Extract the lines that hold the string "with".

## begin

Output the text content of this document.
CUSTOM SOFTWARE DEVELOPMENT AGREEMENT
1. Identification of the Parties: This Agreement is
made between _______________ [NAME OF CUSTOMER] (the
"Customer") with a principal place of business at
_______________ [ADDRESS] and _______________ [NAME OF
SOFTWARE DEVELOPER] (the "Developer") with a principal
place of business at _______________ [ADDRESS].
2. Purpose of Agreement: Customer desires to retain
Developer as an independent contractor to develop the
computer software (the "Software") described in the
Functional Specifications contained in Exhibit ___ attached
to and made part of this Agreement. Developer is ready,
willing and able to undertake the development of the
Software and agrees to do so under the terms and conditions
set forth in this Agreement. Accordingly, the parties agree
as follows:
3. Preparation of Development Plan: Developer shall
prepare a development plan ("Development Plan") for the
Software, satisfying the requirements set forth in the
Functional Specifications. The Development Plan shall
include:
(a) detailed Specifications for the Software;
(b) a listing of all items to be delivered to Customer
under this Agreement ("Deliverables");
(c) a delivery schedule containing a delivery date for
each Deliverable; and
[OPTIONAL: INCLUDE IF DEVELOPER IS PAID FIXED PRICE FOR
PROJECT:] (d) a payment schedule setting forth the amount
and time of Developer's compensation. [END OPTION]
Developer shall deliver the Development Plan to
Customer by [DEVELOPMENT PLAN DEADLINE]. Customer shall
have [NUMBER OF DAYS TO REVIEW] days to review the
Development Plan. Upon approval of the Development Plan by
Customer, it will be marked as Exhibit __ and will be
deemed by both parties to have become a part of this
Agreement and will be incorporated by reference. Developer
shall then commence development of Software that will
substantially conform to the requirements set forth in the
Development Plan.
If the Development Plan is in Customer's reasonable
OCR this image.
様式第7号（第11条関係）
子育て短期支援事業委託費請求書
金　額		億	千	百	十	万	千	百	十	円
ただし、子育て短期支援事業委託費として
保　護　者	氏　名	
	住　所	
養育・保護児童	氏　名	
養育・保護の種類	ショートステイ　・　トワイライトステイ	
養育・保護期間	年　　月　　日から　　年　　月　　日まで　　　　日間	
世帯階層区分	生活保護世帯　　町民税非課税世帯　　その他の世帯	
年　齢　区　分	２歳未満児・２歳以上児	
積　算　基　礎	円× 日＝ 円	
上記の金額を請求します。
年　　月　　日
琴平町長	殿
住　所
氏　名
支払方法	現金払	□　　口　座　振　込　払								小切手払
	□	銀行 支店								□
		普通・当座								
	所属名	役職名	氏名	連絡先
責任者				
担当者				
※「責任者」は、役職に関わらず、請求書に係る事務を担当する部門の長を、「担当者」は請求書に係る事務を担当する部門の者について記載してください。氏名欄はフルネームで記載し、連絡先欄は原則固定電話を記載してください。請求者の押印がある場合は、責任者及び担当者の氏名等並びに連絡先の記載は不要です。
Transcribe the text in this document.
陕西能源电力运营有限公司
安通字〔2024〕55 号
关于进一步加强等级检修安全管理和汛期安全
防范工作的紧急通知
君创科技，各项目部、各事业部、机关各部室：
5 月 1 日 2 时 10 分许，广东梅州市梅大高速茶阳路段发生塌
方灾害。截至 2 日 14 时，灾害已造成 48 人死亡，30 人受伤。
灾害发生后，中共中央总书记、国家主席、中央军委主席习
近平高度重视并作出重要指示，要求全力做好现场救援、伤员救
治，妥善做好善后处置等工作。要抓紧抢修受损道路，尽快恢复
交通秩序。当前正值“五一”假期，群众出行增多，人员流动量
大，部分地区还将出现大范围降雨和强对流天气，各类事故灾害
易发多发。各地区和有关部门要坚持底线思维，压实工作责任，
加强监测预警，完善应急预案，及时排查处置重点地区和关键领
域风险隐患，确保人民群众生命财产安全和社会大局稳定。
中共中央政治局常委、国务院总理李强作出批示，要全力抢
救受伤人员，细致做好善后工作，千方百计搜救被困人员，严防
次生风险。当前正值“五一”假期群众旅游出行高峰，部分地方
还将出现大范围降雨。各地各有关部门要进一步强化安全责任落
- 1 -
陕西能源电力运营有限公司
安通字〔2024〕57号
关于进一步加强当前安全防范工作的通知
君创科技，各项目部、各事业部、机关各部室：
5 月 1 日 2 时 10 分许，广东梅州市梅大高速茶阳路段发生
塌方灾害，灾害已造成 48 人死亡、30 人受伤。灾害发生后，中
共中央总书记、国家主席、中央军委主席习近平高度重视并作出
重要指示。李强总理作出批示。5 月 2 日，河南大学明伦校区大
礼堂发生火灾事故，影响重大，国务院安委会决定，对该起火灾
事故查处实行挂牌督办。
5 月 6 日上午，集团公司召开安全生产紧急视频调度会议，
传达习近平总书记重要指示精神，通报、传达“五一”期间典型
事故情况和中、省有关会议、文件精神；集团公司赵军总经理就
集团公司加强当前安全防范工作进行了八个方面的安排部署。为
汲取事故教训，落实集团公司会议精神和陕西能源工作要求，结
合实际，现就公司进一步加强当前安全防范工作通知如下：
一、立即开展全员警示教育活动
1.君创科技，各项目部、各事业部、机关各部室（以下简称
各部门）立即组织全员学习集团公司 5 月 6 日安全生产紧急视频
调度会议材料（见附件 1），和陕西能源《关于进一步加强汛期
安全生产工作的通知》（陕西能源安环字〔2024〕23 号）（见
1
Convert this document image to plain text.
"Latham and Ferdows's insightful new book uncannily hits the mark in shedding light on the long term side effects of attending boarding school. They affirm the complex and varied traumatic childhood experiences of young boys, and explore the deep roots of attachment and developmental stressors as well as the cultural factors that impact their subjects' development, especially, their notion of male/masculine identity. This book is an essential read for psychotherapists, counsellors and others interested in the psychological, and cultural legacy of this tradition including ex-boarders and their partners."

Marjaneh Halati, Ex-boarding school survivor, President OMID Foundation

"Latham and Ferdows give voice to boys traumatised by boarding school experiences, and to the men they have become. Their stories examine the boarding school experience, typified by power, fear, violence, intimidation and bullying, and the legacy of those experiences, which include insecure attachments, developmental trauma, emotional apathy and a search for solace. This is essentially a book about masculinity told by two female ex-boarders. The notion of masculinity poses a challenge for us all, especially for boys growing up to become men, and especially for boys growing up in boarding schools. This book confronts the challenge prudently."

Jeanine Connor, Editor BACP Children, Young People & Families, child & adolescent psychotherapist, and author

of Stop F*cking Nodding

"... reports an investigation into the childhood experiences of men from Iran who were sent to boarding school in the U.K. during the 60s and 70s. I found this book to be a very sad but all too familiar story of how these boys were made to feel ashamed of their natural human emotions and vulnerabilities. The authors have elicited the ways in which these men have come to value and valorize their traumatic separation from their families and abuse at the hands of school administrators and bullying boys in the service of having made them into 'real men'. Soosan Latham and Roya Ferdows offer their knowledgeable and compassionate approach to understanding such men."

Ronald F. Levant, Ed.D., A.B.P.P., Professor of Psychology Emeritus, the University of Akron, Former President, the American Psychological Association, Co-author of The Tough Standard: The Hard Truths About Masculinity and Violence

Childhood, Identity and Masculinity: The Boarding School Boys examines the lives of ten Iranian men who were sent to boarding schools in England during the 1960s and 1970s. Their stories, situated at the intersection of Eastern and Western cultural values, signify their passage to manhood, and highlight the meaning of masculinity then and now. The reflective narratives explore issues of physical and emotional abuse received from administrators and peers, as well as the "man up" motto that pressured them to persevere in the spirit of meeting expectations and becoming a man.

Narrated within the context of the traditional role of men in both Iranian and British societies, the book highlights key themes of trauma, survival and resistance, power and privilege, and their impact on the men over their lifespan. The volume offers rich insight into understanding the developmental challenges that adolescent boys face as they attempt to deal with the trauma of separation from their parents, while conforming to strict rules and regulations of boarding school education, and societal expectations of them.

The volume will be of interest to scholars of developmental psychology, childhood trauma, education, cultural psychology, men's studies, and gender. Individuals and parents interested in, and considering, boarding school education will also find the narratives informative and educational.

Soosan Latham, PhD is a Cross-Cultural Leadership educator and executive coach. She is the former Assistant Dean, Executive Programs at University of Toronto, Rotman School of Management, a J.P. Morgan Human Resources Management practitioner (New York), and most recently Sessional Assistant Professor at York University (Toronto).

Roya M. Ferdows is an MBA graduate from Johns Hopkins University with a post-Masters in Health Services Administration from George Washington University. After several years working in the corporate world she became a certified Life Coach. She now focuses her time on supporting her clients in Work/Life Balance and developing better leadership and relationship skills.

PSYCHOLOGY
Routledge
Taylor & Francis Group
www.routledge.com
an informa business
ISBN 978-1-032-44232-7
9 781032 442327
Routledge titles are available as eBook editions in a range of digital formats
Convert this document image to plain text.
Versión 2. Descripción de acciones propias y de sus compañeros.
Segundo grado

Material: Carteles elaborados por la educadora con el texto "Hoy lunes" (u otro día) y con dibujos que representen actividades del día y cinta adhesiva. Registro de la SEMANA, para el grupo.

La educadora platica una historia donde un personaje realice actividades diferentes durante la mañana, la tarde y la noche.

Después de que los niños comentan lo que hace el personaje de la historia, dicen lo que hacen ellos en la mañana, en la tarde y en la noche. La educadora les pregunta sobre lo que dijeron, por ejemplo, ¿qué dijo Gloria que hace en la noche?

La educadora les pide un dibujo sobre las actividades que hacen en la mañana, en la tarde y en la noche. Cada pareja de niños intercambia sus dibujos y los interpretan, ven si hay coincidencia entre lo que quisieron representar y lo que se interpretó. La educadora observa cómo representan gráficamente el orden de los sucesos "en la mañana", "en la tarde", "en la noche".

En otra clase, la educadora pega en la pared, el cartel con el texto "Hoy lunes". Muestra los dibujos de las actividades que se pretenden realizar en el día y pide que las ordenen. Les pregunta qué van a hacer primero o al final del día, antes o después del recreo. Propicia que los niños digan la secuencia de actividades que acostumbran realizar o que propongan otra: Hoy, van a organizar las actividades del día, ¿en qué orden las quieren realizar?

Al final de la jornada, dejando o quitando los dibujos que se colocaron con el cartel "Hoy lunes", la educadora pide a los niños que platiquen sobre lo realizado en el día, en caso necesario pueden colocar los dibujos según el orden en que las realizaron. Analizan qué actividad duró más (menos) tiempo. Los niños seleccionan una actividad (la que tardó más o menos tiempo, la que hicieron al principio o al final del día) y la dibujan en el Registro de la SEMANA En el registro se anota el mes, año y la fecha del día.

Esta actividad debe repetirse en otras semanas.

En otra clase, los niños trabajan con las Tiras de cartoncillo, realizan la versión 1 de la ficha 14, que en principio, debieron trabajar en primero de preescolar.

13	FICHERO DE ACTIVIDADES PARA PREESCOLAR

## end

_TASK SOLUTION:_
"Customer") with a principal place of business at
SOFTWARE DEVELOPER] (the "Developer") with a principal
Narrated within the context of the traditional role of men in both Iranian and British societies, the book highlights key themes of trauma, survival and resistance, power and privilege, and their impact on the men over their lifespan. The volume offers rich insight into understanding the developmental challenges that adolescent boys face as they attempt to deal with the trauma of separation from their parents, while conforming to strict rules and regulations of boarding school education, and societal expectations of them.
Roya M. Ferdows is an MBA graduate from Johns Hopkins University with a post-Masters in Health Services Administration from George Washington University. After several years working in the corporate world she became a certified Life Coach. She now focuses her time on supporting her clients in Work/Life Balance and developing better leadership and relationship skills.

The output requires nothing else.